REQUIREMENTS:
Where a line contains the string "name", copy that line.

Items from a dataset
____

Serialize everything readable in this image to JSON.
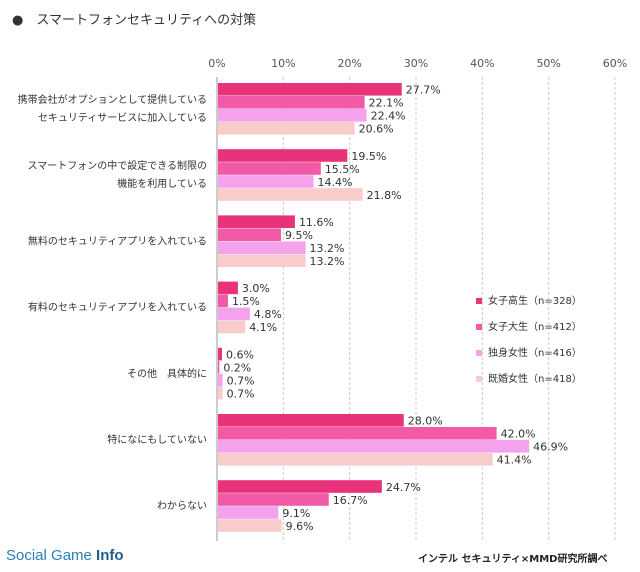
{
  "title": "●　スマートフォンセキュリティへの対策",
  "source": "インテル セキュリティ×MMD研究所調べ",
  "logo": {
    "part1": "Social Game ",
    "part2": "Info"
  },
  "chart_data": {
    "type": "bar",
    "orientation": "horizontal",
    "categories": [
      [
        "携帯会社がオプションとして提供している",
        "セキュリティサービスに加入している"
      ],
      [
        "スマートフォンの中で設定できる制限の",
        "機能を利用している"
      ],
      [
        "無料のセキュリティアプリを入れている"
      ],
      [
        "有料のセキュリティアプリを入れている"
      ],
      [
        "その他　具体的に"
      ],
      [
        "特になにもしていない"
      ],
      [
        "わからない"
      ]
    ],
    "series": [
      {
        "name": "女子高生（n=328）",
        "color": "#e8337a",
        "values": [
          27.7,
          19.5,
          11.6,
          3.0,
          0.6,
          28.0,
          24.7
        ]
      },
      {
        "name": "女子大生（n=412）",
        "color": "#f25aa8",
        "values": [
          22.1,
          15.5,
          9.5,
          1.5,
          0.2,
          42.0,
          16.7
        ]
      },
      {
        "name": "独身女性（n=416）",
        "color": "#f5a2ec",
        "values": [
          22.4,
          14.4,
          13.2,
          4.8,
          0.7,
          46.9,
          9.1
        ]
      },
      {
        "name": "既婚女性（n=418）",
        "color": "#f9cccc",
        "values": [
          20.6,
          21.8,
          13.2,
          4.1,
          0.7,
          41.4,
          9.6
        ]
      }
    ],
    "xlim": [
      0,
      60
    ],
    "xticks": [
      "0%",
      "10%",
      "20%",
      "30%",
      "40%",
      "50%",
      "60%"
    ],
    "value_suffix": "%",
    "grid": true,
    "legend_position": "right"
  }
}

____

FINISHED ANSWER:
        "name": "女子高生（n=328）",
        "name": "女子大生（n=412）",
        "name": "独身女性（n=416）",
        "name": "既婚女性（n=418）",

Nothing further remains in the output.